GIVEN INSTRUCTION | Search the material and gather each line with "Alpha" in it.

Records from a data source

..............................

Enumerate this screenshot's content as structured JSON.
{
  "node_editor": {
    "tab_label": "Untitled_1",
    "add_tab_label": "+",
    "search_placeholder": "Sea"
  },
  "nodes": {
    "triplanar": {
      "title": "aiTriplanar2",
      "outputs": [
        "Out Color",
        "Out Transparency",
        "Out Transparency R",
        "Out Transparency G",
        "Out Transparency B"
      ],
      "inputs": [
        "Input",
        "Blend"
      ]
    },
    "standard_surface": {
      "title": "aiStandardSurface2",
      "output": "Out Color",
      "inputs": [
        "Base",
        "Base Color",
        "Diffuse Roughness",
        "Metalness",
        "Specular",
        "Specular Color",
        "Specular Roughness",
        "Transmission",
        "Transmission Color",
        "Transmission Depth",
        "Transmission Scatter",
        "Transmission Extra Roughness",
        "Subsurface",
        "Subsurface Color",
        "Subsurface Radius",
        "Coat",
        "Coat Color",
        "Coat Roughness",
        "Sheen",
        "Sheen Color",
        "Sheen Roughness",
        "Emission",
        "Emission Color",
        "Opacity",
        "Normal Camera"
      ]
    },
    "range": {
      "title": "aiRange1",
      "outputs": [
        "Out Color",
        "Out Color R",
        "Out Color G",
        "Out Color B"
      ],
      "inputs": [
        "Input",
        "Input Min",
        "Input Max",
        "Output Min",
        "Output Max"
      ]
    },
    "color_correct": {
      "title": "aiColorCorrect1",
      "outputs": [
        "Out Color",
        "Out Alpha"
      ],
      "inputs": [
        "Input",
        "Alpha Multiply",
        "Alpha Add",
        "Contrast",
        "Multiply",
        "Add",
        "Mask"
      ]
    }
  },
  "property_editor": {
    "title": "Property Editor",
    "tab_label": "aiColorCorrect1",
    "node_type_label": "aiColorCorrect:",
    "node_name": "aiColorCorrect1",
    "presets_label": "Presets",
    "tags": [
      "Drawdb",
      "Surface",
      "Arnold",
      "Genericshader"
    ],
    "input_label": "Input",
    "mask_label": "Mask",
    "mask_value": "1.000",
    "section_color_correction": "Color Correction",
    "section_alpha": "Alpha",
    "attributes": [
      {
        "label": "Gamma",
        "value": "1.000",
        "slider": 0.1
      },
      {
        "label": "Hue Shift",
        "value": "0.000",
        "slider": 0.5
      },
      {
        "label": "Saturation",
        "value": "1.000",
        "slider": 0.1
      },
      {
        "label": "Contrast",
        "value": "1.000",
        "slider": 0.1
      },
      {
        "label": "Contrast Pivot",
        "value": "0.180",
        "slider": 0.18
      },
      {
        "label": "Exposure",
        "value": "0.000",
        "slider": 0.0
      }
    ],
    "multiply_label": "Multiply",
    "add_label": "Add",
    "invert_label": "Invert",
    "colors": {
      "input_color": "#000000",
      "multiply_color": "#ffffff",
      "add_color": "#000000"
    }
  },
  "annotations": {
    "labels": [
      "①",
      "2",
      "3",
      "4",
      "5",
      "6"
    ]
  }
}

..............................

RESULT OF THE TASK |
        "Out Alpha"
        "Alpha Multiply",
        "Alpha Add",
    "section_alpha": "Alpha",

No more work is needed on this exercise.